DIRECTIONS →
Every entry that follows should be repeated exactly; drop the images.

RECORDS SUPPLIED →
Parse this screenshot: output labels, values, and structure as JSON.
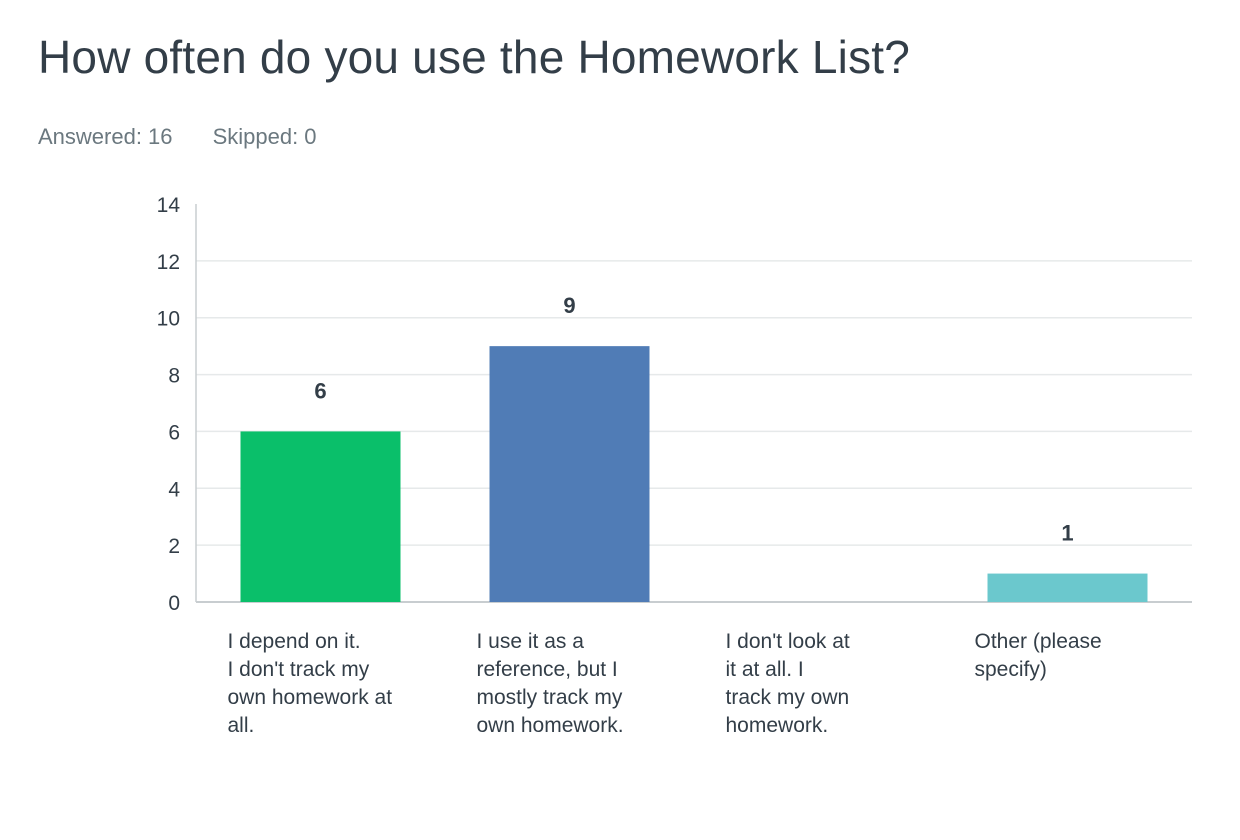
{
  "header": {
    "title": "How often do you use the Homework List?",
    "answered_label": "Answered:",
    "answered_value": "16",
    "skipped_label": "Skipped:",
    "skipped_value": "0"
  },
  "colors": {
    "grid": "#e6e9ea",
    "axis": "#c8cdd0",
    "text": "#333e48"
  },
  "chart_data": {
    "type": "bar",
    "title": "How often do you use the Homework List?",
    "xlabel": "",
    "ylabel": "",
    "ylim": [
      0,
      14
    ],
    "yticks": [
      0,
      2,
      4,
      6,
      8,
      10,
      12,
      14
    ],
    "grid": true,
    "legend": "none",
    "categories": [
      [
        "I depend on it.",
        "I don't track my",
        "own homework at",
        "all."
      ],
      [
        "I use it as a",
        "reference, but I",
        "mostly track my",
        "own homework."
      ],
      [
        "I don't look at",
        "it at all. I",
        "track my own",
        "homework."
      ],
      [
        "Other (please",
        "specify)"
      ]
    ],
    "values": [
      6,
      9,
      0,
      1
    ],
    "value_labels": [
      "6",
      "9",
      "",
      "1"
    ],
    "bar_colors": [
      "#0abf6a",
      "#507cb6",
      "#f6b031",
      "#6bc8cd"
    ]
  }
}
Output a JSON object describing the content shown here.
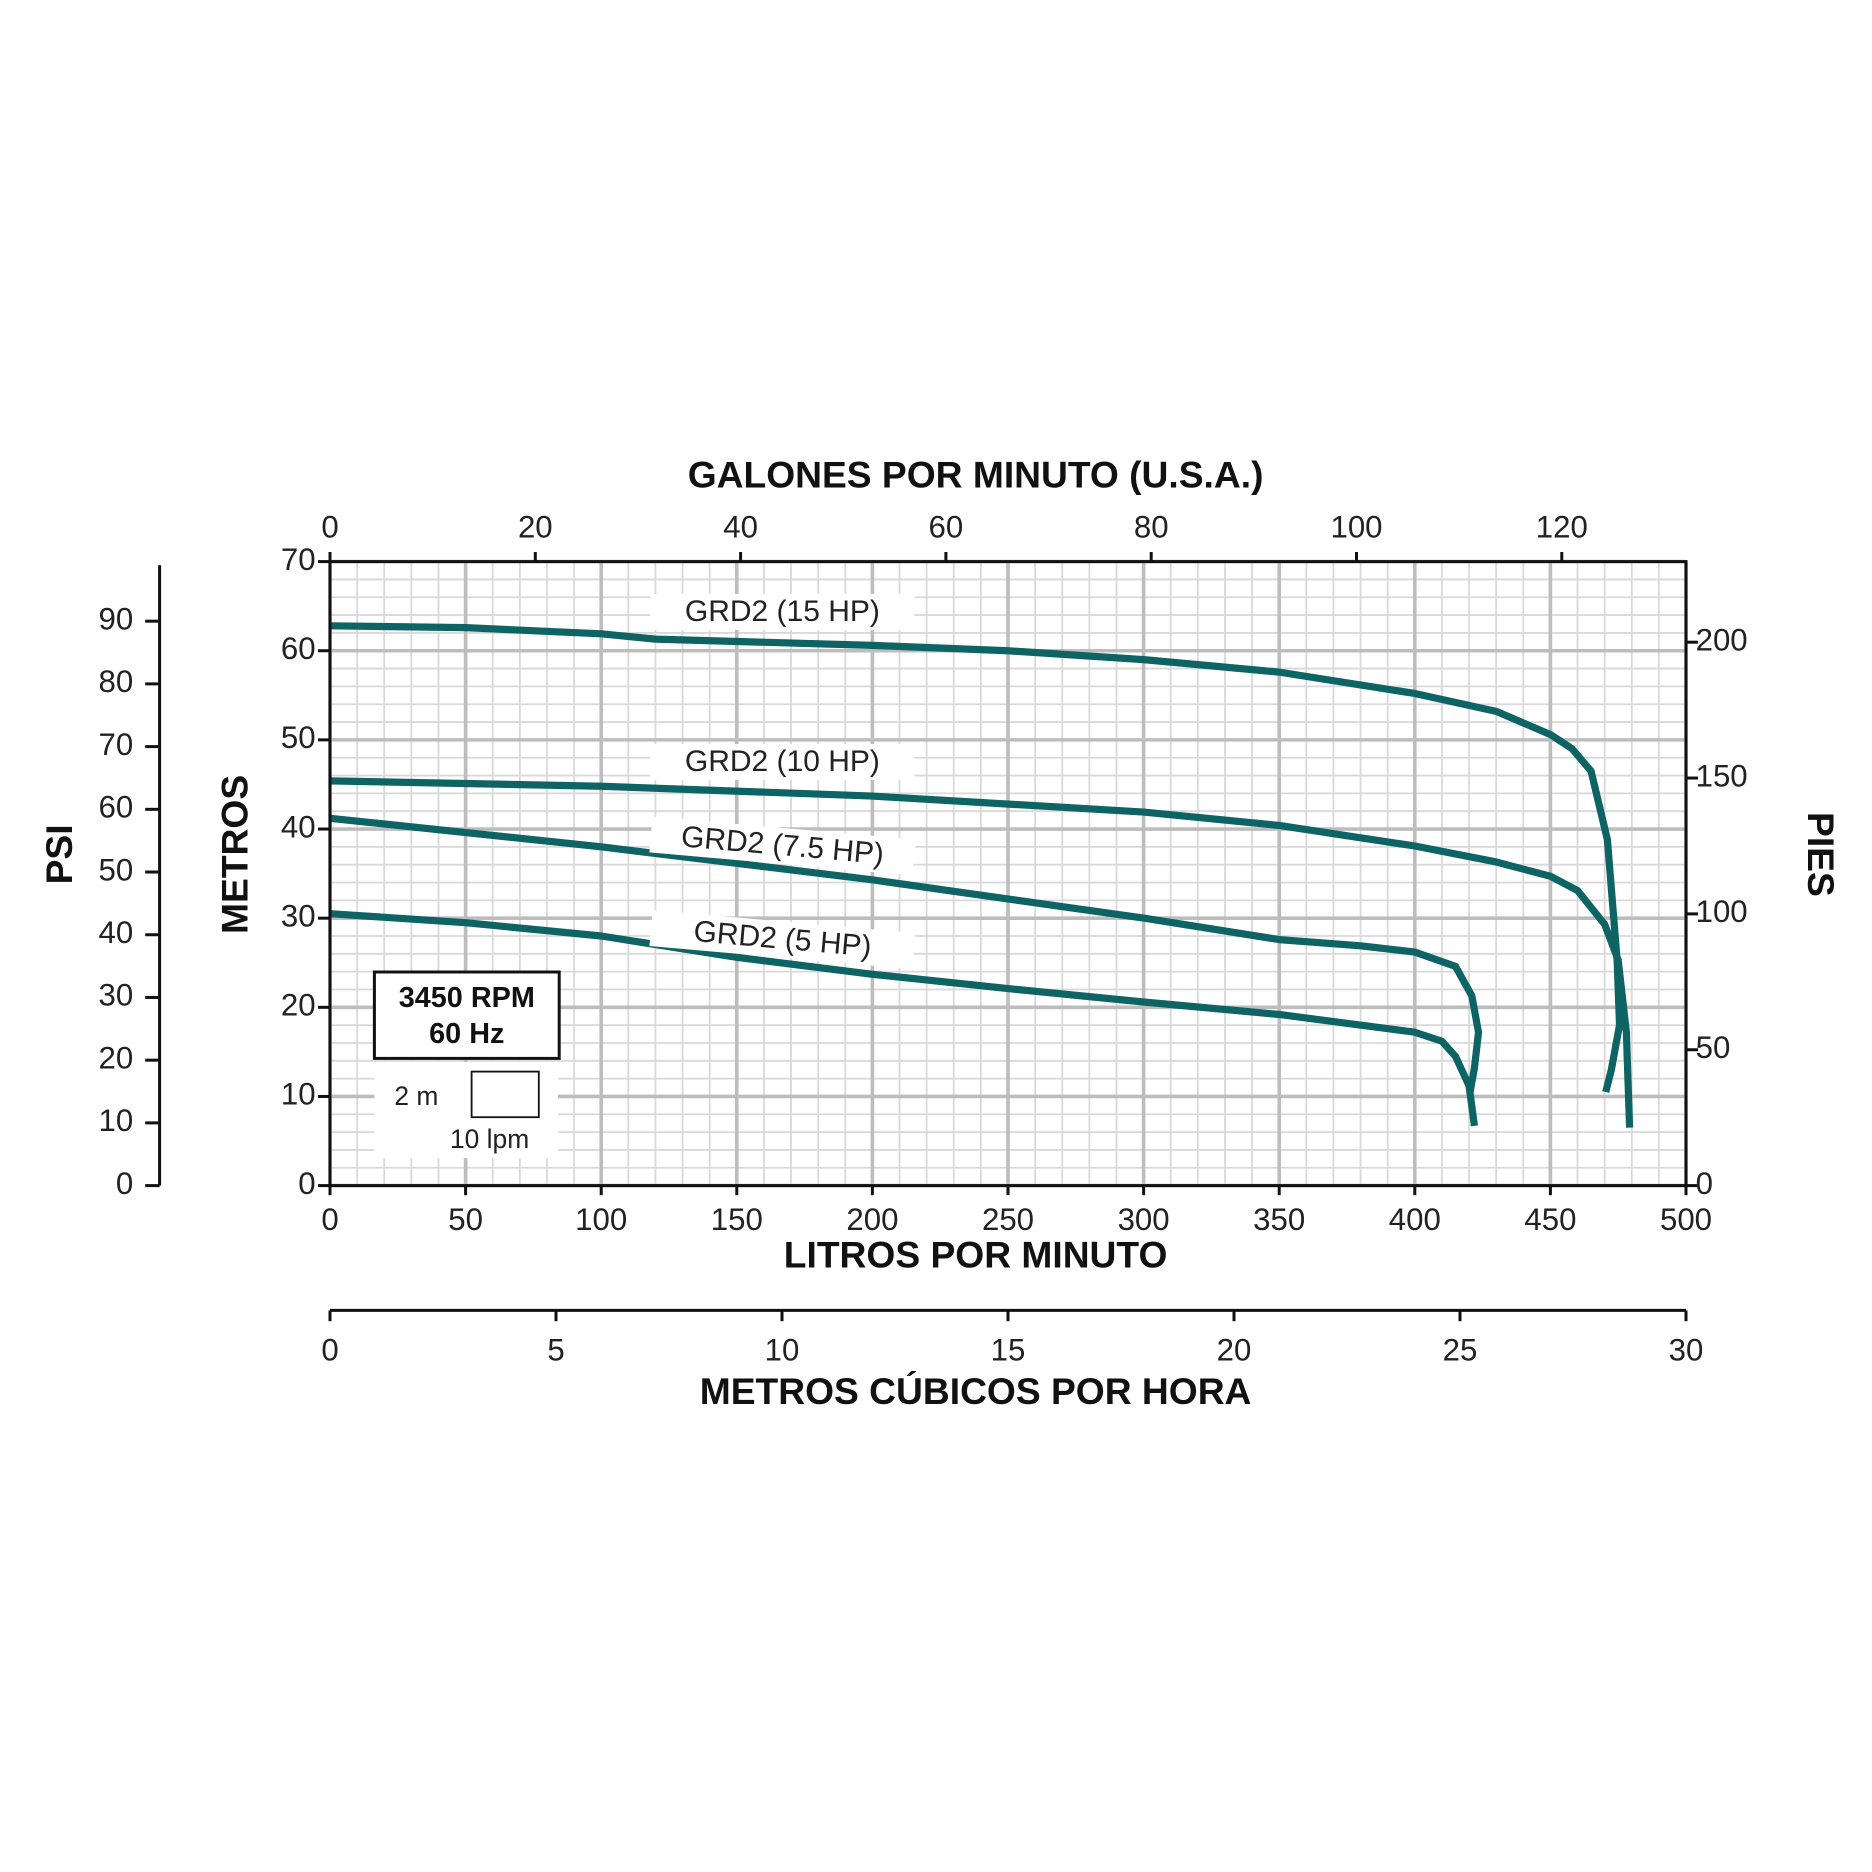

THE RESULT →
Parse this screenshot: output labels, values, and structure as JSON.
{
  "header": {
    "title": "How often do you use the Homework List?",
    "answered_label": "Answered:",
    "answered_value": "16",
    "skipped_label": "Skipped:",
    "skipped_value": "0"
  },
  "colors": {
    "grid": "#e6e9ea",
    "axis": "#c8cdd0",
    "text": "#333e48"
  },
  "chart_data": {
    "type": "bar",
    "title": "How often do you use the Homework List?",
    "xlabel": "",
    "ylabel": "",
    "ylim": [
      0,
      14
    ],
    "yticks": [
      0,
      2,
      4,
      6,
      8,
      10,
      12,
      14
    ],
    "grid": true,
    "legend": "none",
    "categories": [
      [
        "I depend on it.",
        "I don't track my",
        "own homework at",
        "all."
      ],
      [
        "I use it as a",
        "reference, but I",
        "mostly track my",
        "own homework."
      ],
      [
        "I don't look at",
        "it at all. I",
        "track my own",
        "homework."
      ],
      [
        "Other (please",
        "specify)"
      ]
    ],
    "values": [
      6,
      9,
      0,
      1
    ],
    "value_labels": [
      "6",
      "9",
      "",
      "1"
    ],
    "bar_colors": [
      "#0abf6a",
      "#507cb6",
      "#f6b031",
      "#6bc8cd"
    ]
  }
}
Output a JSON object describing the content shown here.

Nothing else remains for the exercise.